__The tasks__.
1. According to the XLSX reader thread, which ContentHandler methods does one need to understand for SAX parsing?
2. Return the portion of the XLSX reader thread from "Can anybody help" up to and including "the file structure.".

__Supplied passage__.
———

Search code examples
javaexcelapache-poisaxxssf

Implement memory efficient XLSX reader in JAVA using poi with XSSF and SAX but didn't know how to get formula?


I am trying to implement .xlsx a reader using POI in java in that my main concern is the memory so I implemented it using XSSF and SAX here is the reference for code which I use Event API (XSSF with SAX) but the formula is one of the main things with a cell property that I want to read, for example, I want to read cell name(C12), cell value, cell formula, etc. but I am struggling with formula have no clue how to get without using the workbook. Because if I use the workbook there is an issue with memory.

Can anybody help me out with a problem?


Solution

  • As told in XSSF and SAX (Event API):

    ... you can get at the underlying XML data, and process it yourself. This is intended for intermediate developers who are willing to learn a little bit of low level structure of .xlsx files, and who are happy processing XML in java. Its relatively simple to use, but requires a basic understanding of the file structure.

    So at first you needs to know how a *.xlsx file is structured and what the XML in it's parts means. Also you needs to know how XML parsing using SAX works. For example what it means that a ContentHandler has methods startElement, endElement and characters. Also you needs to know when they get called and what the given parameters mean.

———

__Stored data__.
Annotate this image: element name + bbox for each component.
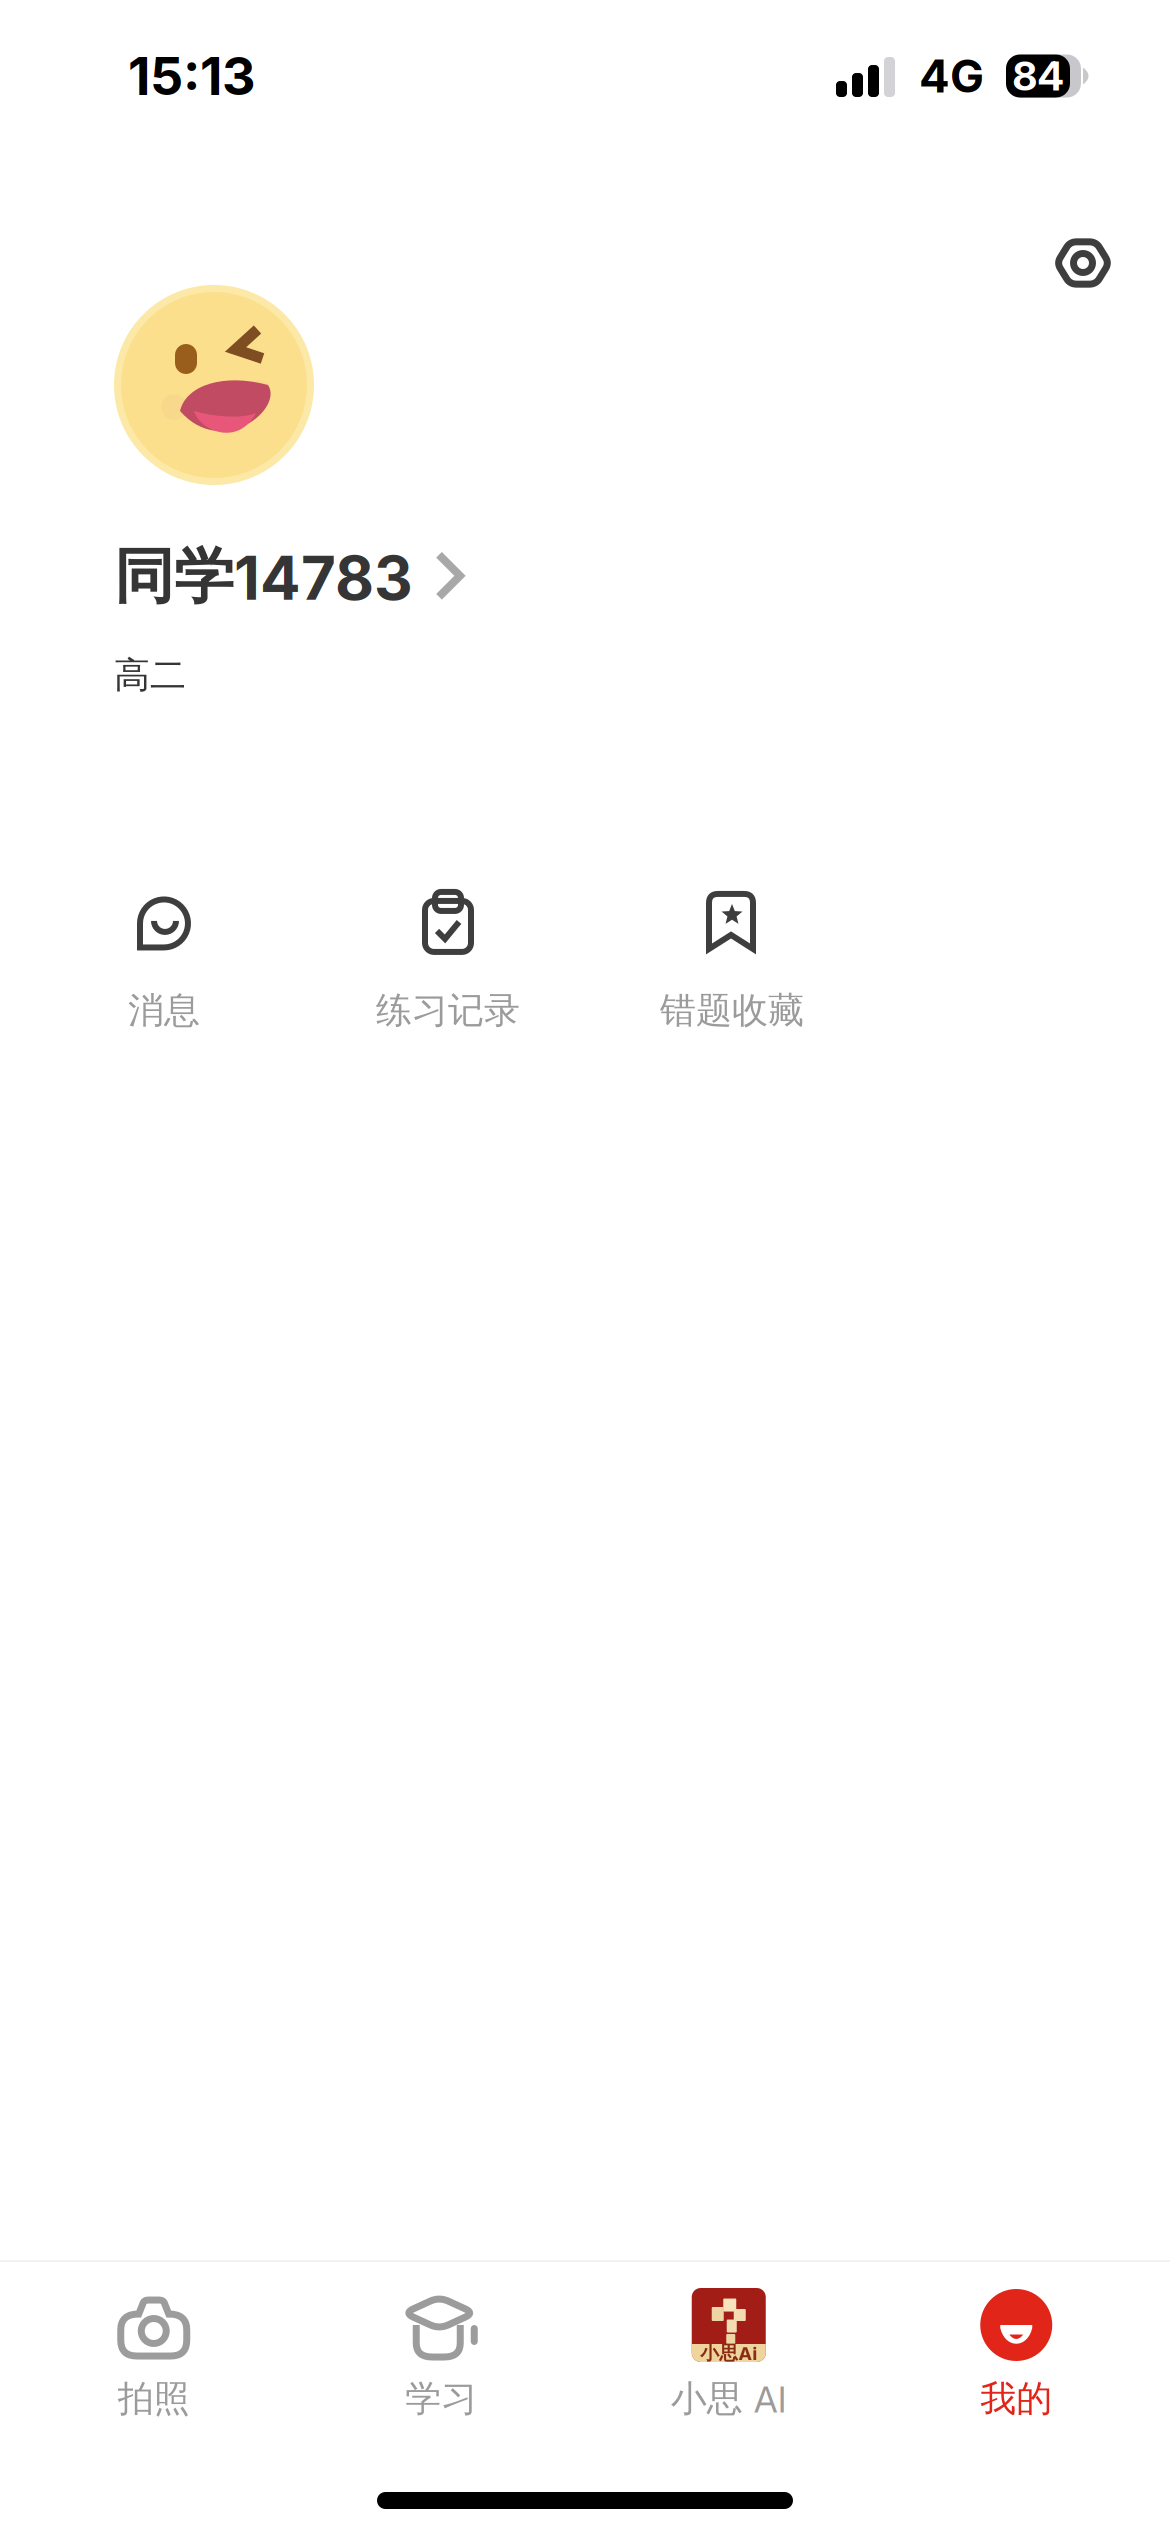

———

__Solutions to each task__.
1. startElement, endElement and characters.

2.
Can anybody help me out with a problem?


Solution

  • As told in XSSF and SAX (Event API):

    ... you can get at the underlying XML data, and process it yourself. This is intended for intermediate developers who are willing to learn a little bit of low level structure of .xlsx files, and who are happy processing XML in java. Its relatively simple to use, but requires a basic understanding of the file structure.